■ Given data

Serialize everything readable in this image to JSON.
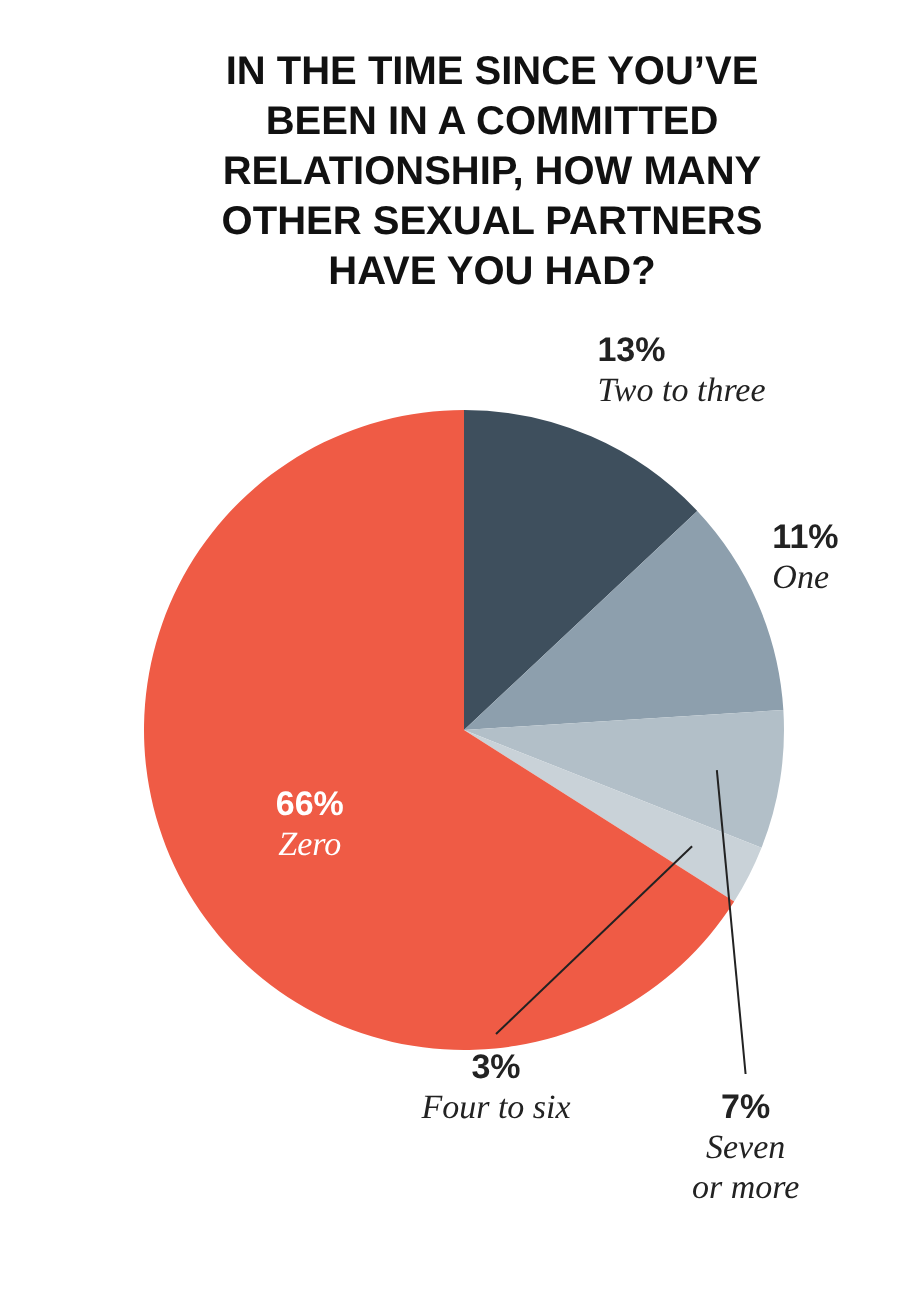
{
  "chart_data": {
    "type": "pie",
    "title": "IN THE TIME SINCE YOU’VE BEEN IN A COMMITTED RELATIONSHIP, HOW MANY OTHER SEXUAL PARTNERS HAVE YOU HAD?",
    "categories": [
      "Two to three",
      "One",
      "Seven or more",
      "Four to six",
      "Zero"
    ],
    "values": [
      13,
      11,
      7,
      3,
      66
    ],
    "value_labels": [
      "13%",
      "11%",
      "7%",
      "3%",
      "66%"
    ],
    "colors": [
      "#3e4f5d",
      "#8d9fad",
      "#b2bfc8",
      "#c9d2d8",
      "#ef5b45"
    ],
    "legend": false
  }
}
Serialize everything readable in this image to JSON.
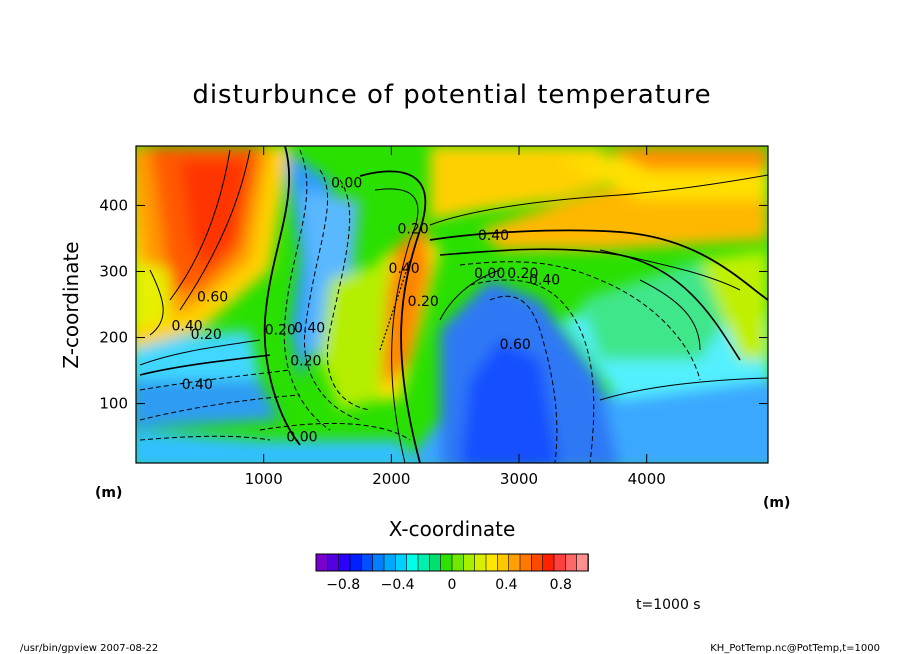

■ Aim
Every line should be retyped exactly, with the pictures omitted.

■ Exercise answer
Serialize everything readable in this image to JSON.
{
  "chart_data": {
    "type": "pie",
    "title": "IN THE TIME SINCE YOU’VE BEEN IN A COMMITTED RELATIONSHIP, HOW MANY OTHER SEXUAL PARTNERS HAVE YOU HAD?",
    "categories": [
      "Two to three",
      "One",
      "Seven or more",
      "Four to six",
      "Zero"
    ],
    "values": [
      13,
      11,
      7,
      3,
      66
    ],
    "value_labels": [
      "13%",
      "11%",
      "7%",
      "3%",
      "66%"
    ],
    "colors": [
      "#3e4f5d",
      "#8d9fad",
      "#b2bfc8",
      "#c9d2d8",
      "#ef5b45"
    ],
    "legend": false
  }
}
Serialize everything readable in this image to JSON.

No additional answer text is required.